Figure collection entries:
┌──

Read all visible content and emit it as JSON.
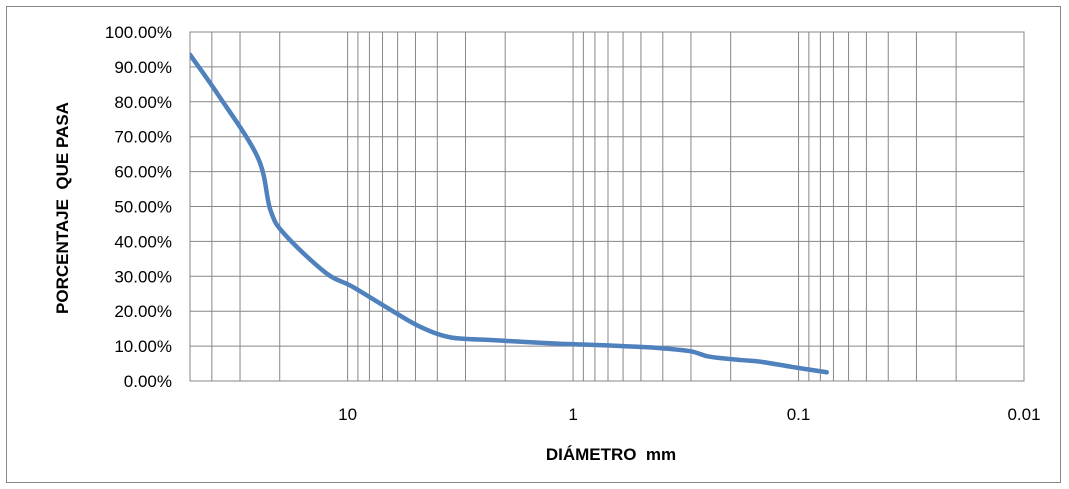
{
  "chart_data": {
    "type": "line",
    "xlabel": "DIÁMETRO  mm",
    "ylabel": "PORCENTAJE  QUE PASA",
    "x_scale": "log",
    "x_reversed": true,
    "xlim": [
      50,
      0.01
    ],
    "ylim": [
      0,
      1
    ],
    "x_ticks": [
      {
        "value": 10,
        "label": "10"
      },
      {
        "value": 1,
        "label": "1"
      },
      {
        "value": 0.1,
        "label": "0.1"
      },
      {
        "value": 0.01,
        "label": "0.01"
      }
    ],
    "y_ticks": [
      {
        "value": 1.0,
        "label": "100.00%"
      },
      {
        "value": 0.9,
        "label": "90.00%"
      },
      {
        "value": 0.8,
        "label": "80.00%"
      },
      {
        "value": 0.7,
        "label": "70.00%"
      },
      {
        "value": 0.6,
        "label": "60.00%"
      },
      {
        "value": 0.5,
        "label": "50.00%"
      },
      {
        "value": 0.4,
        "label": "40.00%"
      },
      {
        "value": 0.3,
        "label": "30.00%"
      },
      {
        "value": 0.2,
        "label": "20.00%"
      },
      {
        "value": 0.1,
        "label": "10.00%"
      },
      {
        "value": 0.0,
        "label": "0.00%"
      }
    ],
    "grid": true,
    "legend": "none",
    "series": [
      {
        "color": "#4f81bd",
        "points": [
          {
            "x": 50,
            "y": 0.935
          },
          {
            "x": 37.5,
            "y": 0.82
          },
          {
            "x": 25,
            "y": 0.64
          },
          {
            "x": 22,
            "y": 0.49
          },
          {
            "x": 19,
            "y": 0.42
          },
          {
            "x": 12.5,
            "y": 0.31
          },
          {
            "x": 9.5,
            "y": 0.27
          },
          {
            "x": 6.3,
            "y": 0.2
          },
          {
            "x": 4.75,
            "y": 0.155
          },
          {
            "x": 3.5,
            "y": 0.125
          },
          {
            "x": 2.36,
            "y": 0.118
          },
          {
            "x": 2,
            "y": 0.115
          },
          {
            "x": 1.18,
            "y": 0.107
          },
          {
            "x": 0.85,
            "y": 0.104
          },
          {
            "x": 0.6,
            "y": 0.1
          },
          {
            "x": 0.425,
            "y": 0.095
          },
          {
            "x": 0.3,
            "y": 0.085
          },
          {
            "x": 0.25,
            "y": 0.07
          },
          {
            "x": 0.18,
            "y": 0.06
          },
          {
            "x": 0.15,
            "y": 0.056
          },
          {
            "x": 0.106,
            "y": 0.04
          },
          {
            "x": 0.075,
            "y": 0.025
          }
        ]
      }
    ]
  }
}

└──

__WRITTEN PROBLEM__. Repeat all the records above exactly, leaving out any pictures.

__OUTPUT OF THE TASK__.
Read all visible content and emit it as JSON.
{
  "chart_data": {
    "type": "line",
    "xlabel": "DIÁMETRO  mm",
    "ylabel": "PORCENTAJE  QUE PASA",
    "x_scale": "log",
    "x_reversed": true,
    "xlim": [
      50,
      0.01
    ],
    "ylim": [
      0,
      1
    ],
    "x_ticks": [
      {
        "value": 10,
        "label": "10"
      },
      {
        "value": 1,
        "label": "1"
      },
      {
        "value": 0.1,
        "label": "0.1"
      },
      {
        "value": 0.01,
        "label": "0.01"
      }
    ],
    "y_ticks": [
      {
        "value": 1.0,
        "label": "100.00%"
      },
      {
        "value": 0.9,
        "label": "90.00%"
      },
      {
        "value": 0.8,
        "label": "80.00%"
      },
      {
        "value": 0.7,
        "label": "70.00%"
      },
      {
        "value": 0.6,
        "label": "60.00%"
      },
      {
        "value": 0.5,
        "label": "50.00%"
      },
      {
        "value": 0.4,
        "label": "40.00%"
      },
      {
        "value": 0.3,
        "label": "30.00%"
      },
      {
        "value": 0.2,
        "label": "20.00%"
      },
      {
        "value": 0.1,
        "label": "10.00%"
      },
      {
        "value": 0.0,
        "label": "0.00%"
      }
    ],
    "grid": true,
    "legend": "none",
    "series": [
      {
        "color": "#4f81bd",
        "points": [
          {
            "x": 50,
            "y": 0.935
          },
          {
            "x": 37.5,
            "y": 0.82
          },
          {
            "x": 25,
            "y": 0.64
          },
          {
            "x": 22,
            "y": 0.49
          },
          {
            "x": 19,
            "y": 0.42
          },
          {
            "x": 12.5,
            "y": 0.31
          },
          {
            "x": 9.5,
            "y": 0.27
          },
          {
            "x": 6.3,
            "y": 0.2
          },
          {
            "x": 4.75,
            "y": 0.155
          },
          {
            "x": 3.5,
            "y": 0.125
          },
          {
            "x": 2.36,
            "y": 0.118
          },
          {
            "x": 2,
            "y": 0.115
          },
          {
            "x": 1.18,
            "y": 0.107
          },
          {
            "x": 0.85,
            "y": 0.104
          },
          {
            "x": 0.6,
            "y": 0.1
          },
          {
            "x": 0.425,
            "y": 0.095
          },
          {
            "x": 0.3,
            "y": 0.085
          },
          {
            "x": 0.25,
            "y": 0.07
          },
          {
            "x": 0.18,
            "y": 0.06
          },
          {
            "x": 0.15,
            "y": 0.056
          },
          {
            "x": 0.106,
            "y": 0.04
          },
          {
            "x": 0.075,
            "y": 0.025
          }
        ]
      }
    ]
  }
}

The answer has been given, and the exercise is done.